#### Task to complete
Each line of the material must be returned exactly.

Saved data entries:

......

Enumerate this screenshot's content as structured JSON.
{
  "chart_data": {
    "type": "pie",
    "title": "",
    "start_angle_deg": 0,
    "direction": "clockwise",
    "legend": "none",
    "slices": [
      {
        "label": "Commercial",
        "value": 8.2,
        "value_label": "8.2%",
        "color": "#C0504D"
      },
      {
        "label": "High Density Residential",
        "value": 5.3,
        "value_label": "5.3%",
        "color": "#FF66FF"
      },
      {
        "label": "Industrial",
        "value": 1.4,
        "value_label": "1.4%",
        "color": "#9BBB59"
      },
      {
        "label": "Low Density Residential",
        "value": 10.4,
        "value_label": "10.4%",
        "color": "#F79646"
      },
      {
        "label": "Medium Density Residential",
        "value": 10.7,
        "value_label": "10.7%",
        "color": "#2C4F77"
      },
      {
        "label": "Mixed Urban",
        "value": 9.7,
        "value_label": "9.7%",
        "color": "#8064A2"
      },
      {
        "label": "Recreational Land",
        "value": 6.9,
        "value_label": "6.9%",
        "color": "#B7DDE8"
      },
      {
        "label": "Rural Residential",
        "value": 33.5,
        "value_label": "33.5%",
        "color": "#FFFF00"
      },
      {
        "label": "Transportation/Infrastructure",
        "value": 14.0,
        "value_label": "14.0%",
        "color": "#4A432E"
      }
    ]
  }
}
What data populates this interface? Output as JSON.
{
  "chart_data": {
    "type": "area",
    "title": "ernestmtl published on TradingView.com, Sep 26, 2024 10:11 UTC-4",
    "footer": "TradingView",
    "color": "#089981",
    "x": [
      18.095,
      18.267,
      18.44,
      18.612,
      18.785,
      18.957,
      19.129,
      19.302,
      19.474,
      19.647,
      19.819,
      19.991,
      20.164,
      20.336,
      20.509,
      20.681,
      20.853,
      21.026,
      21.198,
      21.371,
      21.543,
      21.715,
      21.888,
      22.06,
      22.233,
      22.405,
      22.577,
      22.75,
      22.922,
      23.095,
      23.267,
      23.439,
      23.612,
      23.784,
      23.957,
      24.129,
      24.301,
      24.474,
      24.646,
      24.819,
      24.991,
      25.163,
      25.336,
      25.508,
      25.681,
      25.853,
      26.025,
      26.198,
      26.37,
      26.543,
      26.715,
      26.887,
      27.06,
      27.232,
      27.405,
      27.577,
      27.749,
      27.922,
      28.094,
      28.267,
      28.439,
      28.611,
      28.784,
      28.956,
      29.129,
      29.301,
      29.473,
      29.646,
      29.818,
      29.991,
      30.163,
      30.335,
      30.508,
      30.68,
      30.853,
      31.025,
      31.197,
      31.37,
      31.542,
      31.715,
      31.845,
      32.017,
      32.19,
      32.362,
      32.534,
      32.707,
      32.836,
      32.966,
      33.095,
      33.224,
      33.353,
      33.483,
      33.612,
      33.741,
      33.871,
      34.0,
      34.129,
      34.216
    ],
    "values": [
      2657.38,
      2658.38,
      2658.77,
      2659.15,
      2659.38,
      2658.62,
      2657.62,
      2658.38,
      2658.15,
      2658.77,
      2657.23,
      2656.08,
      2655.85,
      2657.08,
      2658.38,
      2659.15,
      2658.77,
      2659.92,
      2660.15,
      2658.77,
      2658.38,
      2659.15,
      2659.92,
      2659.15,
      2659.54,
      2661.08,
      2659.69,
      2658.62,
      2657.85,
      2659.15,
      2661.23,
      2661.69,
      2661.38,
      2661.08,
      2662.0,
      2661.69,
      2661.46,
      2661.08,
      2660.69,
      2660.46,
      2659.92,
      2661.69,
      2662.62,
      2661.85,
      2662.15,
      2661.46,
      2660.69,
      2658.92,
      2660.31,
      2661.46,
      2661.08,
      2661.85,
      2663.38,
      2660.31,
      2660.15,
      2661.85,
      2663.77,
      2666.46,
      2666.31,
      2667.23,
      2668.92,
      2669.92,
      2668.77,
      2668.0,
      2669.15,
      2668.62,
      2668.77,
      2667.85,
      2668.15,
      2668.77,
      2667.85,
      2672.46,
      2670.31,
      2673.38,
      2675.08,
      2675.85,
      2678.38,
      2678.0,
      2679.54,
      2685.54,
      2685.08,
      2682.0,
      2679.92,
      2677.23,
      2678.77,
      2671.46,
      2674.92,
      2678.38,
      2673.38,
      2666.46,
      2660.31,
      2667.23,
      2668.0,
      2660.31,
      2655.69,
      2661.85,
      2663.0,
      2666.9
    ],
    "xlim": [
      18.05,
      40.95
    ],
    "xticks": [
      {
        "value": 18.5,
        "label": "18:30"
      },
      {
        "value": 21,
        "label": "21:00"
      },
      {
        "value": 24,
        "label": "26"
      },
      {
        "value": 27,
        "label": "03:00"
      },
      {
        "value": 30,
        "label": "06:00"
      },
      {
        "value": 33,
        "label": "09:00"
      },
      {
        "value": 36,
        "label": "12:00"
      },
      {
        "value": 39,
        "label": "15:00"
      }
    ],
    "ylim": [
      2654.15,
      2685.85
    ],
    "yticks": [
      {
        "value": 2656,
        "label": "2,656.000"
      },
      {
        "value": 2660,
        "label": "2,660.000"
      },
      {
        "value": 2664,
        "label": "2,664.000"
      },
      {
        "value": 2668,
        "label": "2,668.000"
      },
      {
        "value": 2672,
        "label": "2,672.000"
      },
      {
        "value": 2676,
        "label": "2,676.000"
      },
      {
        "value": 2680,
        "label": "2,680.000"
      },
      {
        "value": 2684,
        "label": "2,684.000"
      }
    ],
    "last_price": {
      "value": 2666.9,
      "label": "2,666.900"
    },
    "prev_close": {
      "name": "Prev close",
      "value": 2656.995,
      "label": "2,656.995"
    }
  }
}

......

#### Final result
Enumerate this screenshot's content as structured JSON.
{
  "chart_data": {
    "type": "pie",
    "title": "",
    "start_angle_deg": 0,
    "direction": "clockwise",
    "legend": "none",
    "slices": [
      {
        "label": "Commercial",
        "value": 8.2,
        "value_label": "8.2%",
        "color": "#C0504D"
      },
      {
        "label": "High Density Residential",
        "value": 5.3,
        "value_label": "5.3%",
        "color": "#FF66FF"
      },
      {
        "label": "Industrial",
        "value": 1.4,
        "value_label": "1.4%",
        "color": "#9BBB59"
      },
      {
        "label": "Low Density Residential",
        "value": 10.4,
        "value_label": "10.4%",
        "color": "#F79646"
      },
      {
        "label": "Medium Density Residential",
        "value": 10.7,
        "value_label": "10.7%",
        "color": "#2C4F77"
      },
      {
        "label": "Mixed Urban",
        "value": 9.7,
        "value_label": "9.7%",
        "color": "#8064A2"
      },
      {
        "label": "Recreational Land",
        "value": 6.9,
        "value_label": "6.9%",
        "color": "#B7DDE8"
      },
      {
        "label": "Rural Residential",
        "value": 33.5,
        "value_label": "33.5%",
        "color": "#FFFF00"
      },
      {
        "label": "Transportation/Infrastructure",
        "value": 14.0,
        "value_label": "14.0%",
        "color": "#4A432E"
      }
    ]
  }
}
What data populates this interface? Output as JSON.
{
  "chart_data": {
    "type": "area",
    "title": "ernestmtl published on TradingView.com, Sep 26, 2024 10:11 UTC-4",
    "footer": "TradingView",
    "color": "#089981",
    "x": [
      18.095,
      18.267,
      18.44,
      18.612,
      18.785,
      18.957,
      19.129,
      19.302,
      19.474,
      19.647,
      19.819,
      19.991,
      20.164,
      20.336,
      20.509,
      20.681,
      20.853,
      21.026,
      21.198,
      21.371,
      21.543,
      21.715,
      21.888,
      22.06,
      22.233,
      22.405,
      22.577,
      22.75,
      22.922,
      23.095,
      23.267,
      23.439,
      23.612,
      23.784,
      23.957,
      24.129,
      24.301,
      24.474,
      24.646,
      24.819,
      24.991,
      25.163,
      25.336,
      25.508,
      25.681,
      25.853,
      26.025,
      26.198,
      26.37,
      26.543,
      26.715,
      26.887,
      27.06,
      27.232,
      27.405,
      27.577,
      27.749,
      27.922,
      28.094,
      28.267,
      28.439,
      28.611,
      28.784,
      28.956,
      29.129,
      29.301,
      29.473,
      29.646,
      29.818,
      29.991,
      30.163,
      30.335,
      30.508,
      30.68,
      30.853,
      31.025,
      31.197,
      31.37,
      31.542,
      31.715,
      31.845,
      32.017,
      32.19,
      32.362,
      32.534,
      32.707,
      32.836,
      32.966,
      33.095,
      33.224,
      33.353,
      33.483,
      33.612,
      33.741,
      33.871,
      34.0,
      34.129,
      34.216
    ],
    "values": [
      2657.38,
      2658.38,
      2658.77,
      2659.15,
      2659.38,
      2658.62,
      2657.62,
      2658.38,
      2658.15,
      2658.77,
      2657.23,
      2656.08,
      2655.85,
      2657.08,
      2658.38,
      2659.15,
      2658.77,
      2659.92,
      2660.15,
      2658.77,
      2658.38,
      2659.15,
      2659.92,
      2659.15,
      2659.54,
      2661.08,
      2659.69,
      2658.62,
      2657.85,
      2659.15,
      2661.23,
      2661.69,
      2661.38,
      2661.08,
      2662.0,
      2661.69,
      2661.46,
      2661.08,
      2660.69,
      2660.46,
      2659.92,
      2661.69,
      2662.62,
      2661.85,
      2662.15,
      2661.46,
      2660.69,
      2658.92,
      2660.31,
      2661.46,
      2661.08,
      2661.85,
      2663.38,
      2660.31,
      2660.15,
      2661.85,
      2663.77,
      2666.46,
      2666.31,
      2667.23,
      2668.92,
      2669.92,
      2668.77,
      2668.0,
      2669.15,
      2668.62,
      2668.77,
      2667.85,
      2668.15,
      2668.77,
      2667.85,
      2672.46,
      2670.31,
      2673.38,
      2675.08,
      2675.85,
      2678.38,
      2678.0,
      2679.54,
      2685.54,
      2685.08,
      2682.0,
      2679.92,
      2677.23,
      2678.77,
      2671.46,
      2674.92,
      2678.38,
      2673.38,
      2666.46,
      2660.31,
      2667.23,
      2668.0,
      2660.31,
      2655.69,
      2661.85,
      2663.0,
      2666.9
    ],
    "xlim": [
      18.05,
      40.95
    ],
    "xticks": [
      {
        "value": 18.5,
        "label": "18:30"
      },
      {
        "value": 21,
        "label": "21:00"
      },
      {
        "value": 24,
        "label": "26"
      },
      {
        "value": 27,
        "label": "03:00"
      },
      {
        "value": 30,
        "label": "06:00"
      },
      {
        "value": 33,
        "label": "09:00"
      },
      {
        "value": 36,
        "label": "12:00"
      },
      {
        "value": 39,
        "label": "15:00"
      }
    ],
    "ylim": [
      2654.15,
      2685.85
    ],
    "yticks": [
      {
        "value": 2656,
        "label": "2,656.000"
      },
      {
        "value": 2660,
        "label": "2,660.000"
      },
      {
        "value": 2664,
        "label": "2,664.000"
      },
      {
        "value": 2668,
        "label": "2,668.000"
      },
      {
        "value": 2672,
        "label": "2,672.000"
      },
      {
        "value": 2676,
        "label": "2,676.000"
      },
      {
        "value": 2680,
        "label": "2,680.000"
      },
      {
        "value": 2684,
        "label": "2,684.000"
      }
    ],
    "last_price": {
      "value": 2666.9,
      "label": "2,666.900"
    },
    "prev_close": {
      "name": "Prev close",
      "value": 2656.995,
      "label": "2,656.995"
    }
  }
}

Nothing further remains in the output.